[Layout records]
....

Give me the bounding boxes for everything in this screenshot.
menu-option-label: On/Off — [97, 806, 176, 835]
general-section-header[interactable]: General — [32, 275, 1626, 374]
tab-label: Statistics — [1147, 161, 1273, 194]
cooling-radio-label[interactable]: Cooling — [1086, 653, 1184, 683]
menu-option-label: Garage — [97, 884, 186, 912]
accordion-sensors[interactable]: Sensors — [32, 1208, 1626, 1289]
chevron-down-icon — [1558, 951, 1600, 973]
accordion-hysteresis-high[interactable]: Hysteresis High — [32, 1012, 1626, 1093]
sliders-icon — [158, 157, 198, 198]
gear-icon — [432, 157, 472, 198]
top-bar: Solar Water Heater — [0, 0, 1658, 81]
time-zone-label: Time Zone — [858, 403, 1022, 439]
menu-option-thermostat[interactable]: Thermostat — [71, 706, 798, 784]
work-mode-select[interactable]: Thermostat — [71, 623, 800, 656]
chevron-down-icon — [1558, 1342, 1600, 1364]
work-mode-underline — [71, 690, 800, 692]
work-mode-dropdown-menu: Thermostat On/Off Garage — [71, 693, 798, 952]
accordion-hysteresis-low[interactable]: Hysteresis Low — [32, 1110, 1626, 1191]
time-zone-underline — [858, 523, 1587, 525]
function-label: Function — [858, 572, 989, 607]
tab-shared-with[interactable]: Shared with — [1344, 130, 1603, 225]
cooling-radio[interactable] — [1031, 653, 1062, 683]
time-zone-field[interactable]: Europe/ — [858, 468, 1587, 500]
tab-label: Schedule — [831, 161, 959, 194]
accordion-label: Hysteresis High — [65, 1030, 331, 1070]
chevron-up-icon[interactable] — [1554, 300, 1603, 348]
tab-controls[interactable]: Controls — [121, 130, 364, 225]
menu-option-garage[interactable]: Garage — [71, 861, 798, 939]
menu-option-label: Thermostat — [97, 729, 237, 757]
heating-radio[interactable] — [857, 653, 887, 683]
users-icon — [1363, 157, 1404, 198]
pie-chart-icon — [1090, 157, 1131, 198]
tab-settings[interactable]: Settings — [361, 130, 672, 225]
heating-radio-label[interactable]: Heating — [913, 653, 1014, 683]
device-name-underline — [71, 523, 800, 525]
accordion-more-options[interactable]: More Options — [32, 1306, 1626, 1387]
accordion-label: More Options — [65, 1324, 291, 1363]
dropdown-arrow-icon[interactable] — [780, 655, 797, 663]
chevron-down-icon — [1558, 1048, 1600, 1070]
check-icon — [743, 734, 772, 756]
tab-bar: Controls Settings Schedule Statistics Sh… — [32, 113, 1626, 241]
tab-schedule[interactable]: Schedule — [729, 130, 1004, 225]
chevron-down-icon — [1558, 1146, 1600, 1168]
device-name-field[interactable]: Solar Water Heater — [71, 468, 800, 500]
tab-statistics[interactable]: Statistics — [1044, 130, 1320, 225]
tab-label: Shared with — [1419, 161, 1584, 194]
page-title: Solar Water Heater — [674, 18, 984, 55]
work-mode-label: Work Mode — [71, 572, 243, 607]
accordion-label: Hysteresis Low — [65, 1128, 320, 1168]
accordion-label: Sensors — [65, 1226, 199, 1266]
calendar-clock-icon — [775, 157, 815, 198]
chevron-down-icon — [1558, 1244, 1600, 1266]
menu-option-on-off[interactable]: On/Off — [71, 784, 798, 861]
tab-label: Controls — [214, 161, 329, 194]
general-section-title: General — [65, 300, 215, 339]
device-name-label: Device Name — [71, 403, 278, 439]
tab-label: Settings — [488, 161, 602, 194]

....

■ **Short task**
Output every line of the data above word for word, keeping the original order.

■ **Finished task**
Give me the bounding boxes for everything in this screenshot.
menu-option-label: On/Off — [97, 806, 176, 835]
general-section-header[interactable]: General — [32, 275, 1626, 374]
tab-label: Statistics — [1147, 161, 1273, 194]
cooling-radio-label[interactable]: Cooling — [1086, 653, 1184, 683]
menu-option-label: Garage — [97, 884, 186, 912]
accordion-sensors[interactable]: Sensors — [32, 1208, 1626, 1289]
chevron-down-icon — [1558, 951, 1600, 973]
accordion-hysteresis-high[interactable]: Hysteresis High — [32, 1012, 1626, 1093]
sliders-icon — [158, 157, 198, 198]
gear-icon — [432, 157, 472, 198]
top-bar: Solar Water Heater — [0, 0, 1658, 81]
time-zone-label: Time Zone — [858, 403, 1022, 439]
menu-option-thermostat[interactable]: Thermostat — [71, 706, 798, 784]
work-mode-select[interactable]: Thermostat — [71, 623, 800, 656]
chevron-down-icon — [1558, 1342, 1600, 1364]
work-mode-underline — [71, 690, 800, 692]
work-mode-dropdown-menu: Thermostat On/Off Garage — [71, 693, 798, 952]
accordion-hysteresis-low[interactable]: Hysteresis Low — [32, 1110, 1626, 1191]
time-zone-underline — [858, 523, 1587, 525]
function-label: Function — [858, 572, 989, 607]
tab-shared-with[interactable]: Shared with — [1344, 130, 1603, 225]
cooling-radio[interactable] — [1031, 653, 1062, 683]
time-zone-field[interactable]: Europe/ — [858, 468, 1587, 500]
tab-label: Schedule — [831, 161, 959, 194]
accordion-label: Hysteresis High — [65, 1030, 331, 1070]
chevron-up-icon[interactable] — [1554, 300, 1603, 348]
tab-controls[interactable]: Controls — [121, 130, 364, 225]
menu-option-garage[interactable]: Garage — [71, 861, 798, 939]
menu-option-label: Thermostat — [97, 729, 237, 757]
heating-radio[interactable] — [857, 653, 887, 683]
users-icon — [1363, 157, 1404, 198]
pie-chart-icon — [1090, 157, 1131, 198]
tab-settings[interactable]: Settings — [361, 130, 672, 225]
heating-radio-label[interactable]: Heating — [913, 653, 1014, 683]
device-name-underline — [71, 523, 800, 525]
accordion-more-options[interactable]: More Options — [32, 1306, 1626, 1387]
accordion-label: More Options — [65, 1324, 291, 1363]
dropdown-arrow-icon[interactable] — [780, 655, 797, 663]
chevron-down-icon — [1558, 1048, 1600, 1070]
check-icon — [743, 734, 772, 756]
tab-bar: Controls Settings Schedule Statistics Sh… — [32, 113, 1626, 241]
tab-schedule[interactable]: Schedule — [729, 130, 1004, 225]
chevron-down-icon — [1558, 1146, 1600, 1168]
device-name-field[interactable]: Solar Water Heater — [71, 468, 800, 500]
tab-statistics[interactable]: Statistics — [1044, 130, 1320, 225]
tab-label: Shared with — [1419, 161, 1584, 194]
page-title: Solar Water Heater — [674, 18, 984, 55]
work-mode-label: Work Mode — [71, 572, 243, 607]
accordion-label: Hysteresis Low — [65, 1128, 320, 1168]
accordion-label: Sensors — [65, 1226, 199, 1266]
calendar-clock-icon — [775, 157, 815, 198]
chevron-down-icon — [1558, 1244, 1600, 1266]
menu-option-on-off[interactable]: On/Off — [71, 784, 798, 861]
tab-label: Controls — [214, 161, 329, 194]
general-section-title: General — [65, 300, 215, 339]
device-name-label: Device Name — [71, 403, 278, 439]
tab-label: Settings — [488, 161, 602, 194]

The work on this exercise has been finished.